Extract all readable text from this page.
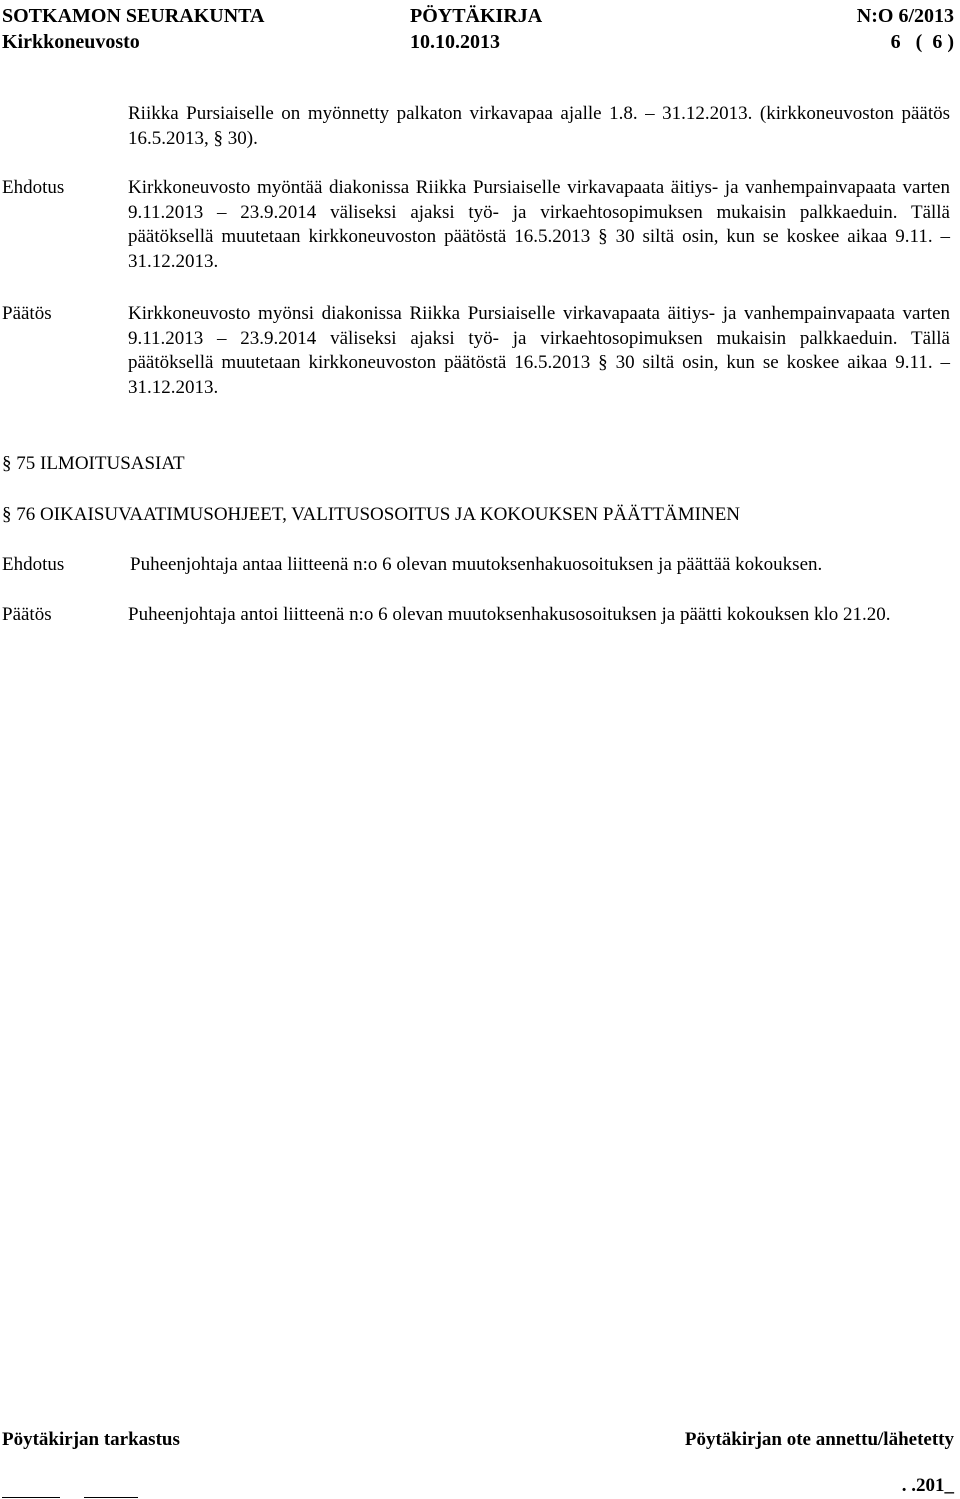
SOTKAMON SEURAKUNTA	PÖYTÄKIRJA	N:O 6/2013
Kirkkoneuvosto	10.10.2013	6   (  6 )
Riikka Pursiaiselle on myönnetty palkaton virkavapaa ajalle 1.8. – 31.12.2013. (kirkkoneuvoston päätös 16.5.2013, § 30).
Ehdotus	Kirkkoneuvosto myöntää diakonissa Riikka Pursiaiselle virkavapaata äitiys- ja vanhempainvapaata varten 9.11.2013 – 23.9.2014 väliseksi ajaksi työ- ja virkaehtosopimuksen mukaisin palkkaeduin. Tällä päätöksellä muutetaan kirkkoneuvoston päätöstä 16.5.2013 § 30 siltä osin, kun se koskee aikaa 9.11. – 31.12.2013.
Päätös	Kirkkoneuvosto myönsi diakonissa Riikka Pursiaiselle virkavapaata äitiys- ja vanhempainvapaata varten 9.11.2013 – 23.9.2014 väliseksi ajaksi työ- ja virkaehtosopimuksen mukaisin palkkaeduin. Tällä päätöksellä muutetaan kirkkoneuvoston päätöstä 16.5.2013 § 30 siltä osin, kun se koskee aikaa 9.11. – 31.12.2013.
§ 75 ILMOITUSASIAT
§ 76 OIKAISUVAATIMUSOHJEET, VALITUSOSOITUS JA KOKOUKSEN PÄÄTTÄMINEN
Ehdotus	Puheenjohtaja antaa liitteenä n:o 6 olevan muutoksenhakuosoituksen ja päättää kokouksen.
Päätös	Puheenjohtaja antoi liitteenä n:o 6 olevan muutoksenhakusosoituksen ja päätti kokouksen klo 21.20.
Pöytäkirjan tarkastus	Pöytäkirjan ote annettu/lähetetty
. .201_
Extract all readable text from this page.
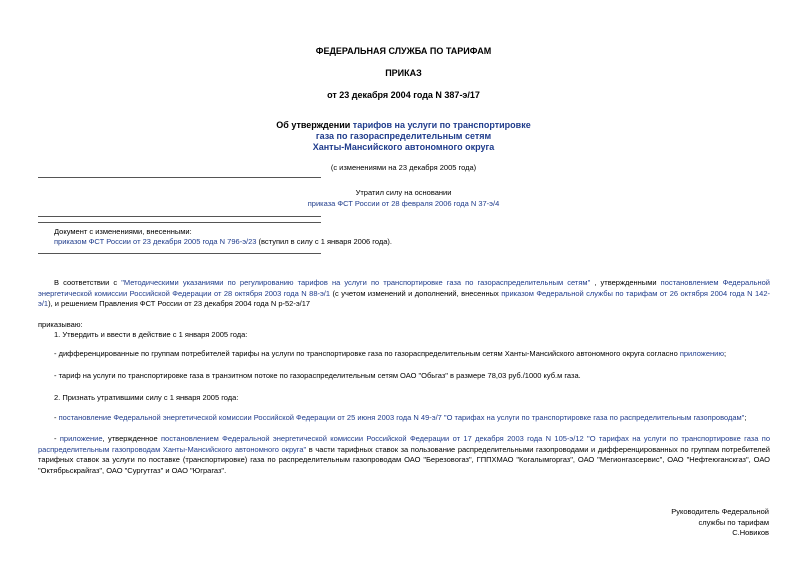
ФЕДЕРАЛЬНАЯ СЛУЖБА ПО ТАРИФАМ
ПРИКАЗ
от 23 декабря 2004 года N 387-э/17
Об утверждении тарифов на услуги по транспортировке
газа по газораспределительным сетям
Ханты-Мансийского автономного округа
(с изменениями на 23 декабря 2005 года)
Утратил силу на основании
приказа ФСТ России от 28 февраля 2006 года N 37-э/4
Документ с изменениями, внесенными:
приказом ФСТ России от 23 декабря 2005 года N 796-э/23 (вступил в силу с 1 января 2006 года).
В соответствии с "Методическими указаниями по регулированию тарифов на услуги по транспортировке газа по газораспределительным сетям" , утвержденными постановлением Федеральной энергетической комиссии Российской Федерации от 28 октября 2003 года N 88-э/1 (с учетом изменений и дополнений, внесенных приказом Федеральной службы по тарифам от 26 октября 2004 года N 142-э/1), и решением Правления ФСТ России от 23 декабря 2004 года N р-52-э/17
приказываю:
1. Утвердить и ввести в действие с 1 января 2005 года:
- дифференцированные по группам потребителей тарифы на услуги по транспортировке газа по газораспределительным сетям Ханты-Мансийского автономного округа согласно приложению;
- тариф на услуги по транспортировке газа в транзитном потоке по газораспределительным сетям ОАО "Обьгаз" в размере 78,03 руб./1000 куб.м газа.
2. Признать утратившими силу с 1 января 2005 года:
- постановление Федеральной энергетической комиссии Российской Федерации от 25 июня 2003 года N 49-э/7 "О тарифах на услуги по транспортировке газа по распределительным газопроводам";
- приложение, утвержденное постановлением Федеральной энергетической комиссии Российской Федерации от 17 декабря 2003 года N 105-э/12 "О тарифах на услуги по транспортировке газа по распределительным газопроводам Ханты-Мансийского автономного округа" в части тарифных ставок за пользование распределительными газопроводами и дифференцированных по группам потребителей тарифных ставок за услуги по поставке (транспортировке) газа по распределительным газопроводам ОАО "Березовогаз", ГППХМАО "Когалымгоргаз", ОАО "Мегионгазсервис", ОАО "Нефтеюганскгаз", ОАО "Октябрьскрайгаз", ОАО "Сургутгаз" и ОАО "Юграгаз".
Руководитель Федеральной
службы по тарифам
С.Новиков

Prompt: Report back each line of the entries that holds the string "приказом".

Task output:
приказом ФСТ России от 23 декабря 2005 года N 796-э/23 (вступил в силу с 1 января 2006 года).
В соответствии с "Методическими указаниями по регулированию тарифов на услуги по транспортировке газа по газораспределительным сетям" , утвержденными постановлением Федеральной энергетической комиссии Российской Федерации от 28 октября 2003 года N 88-э/1 (с учетом изменений и дополнений, внесенных приказом Федеральной службы по тарифам от 26 октября 2004 года N 142-э/1), и решением Правления ФСТ России от 23 декабря 2004 года N р-52-э/17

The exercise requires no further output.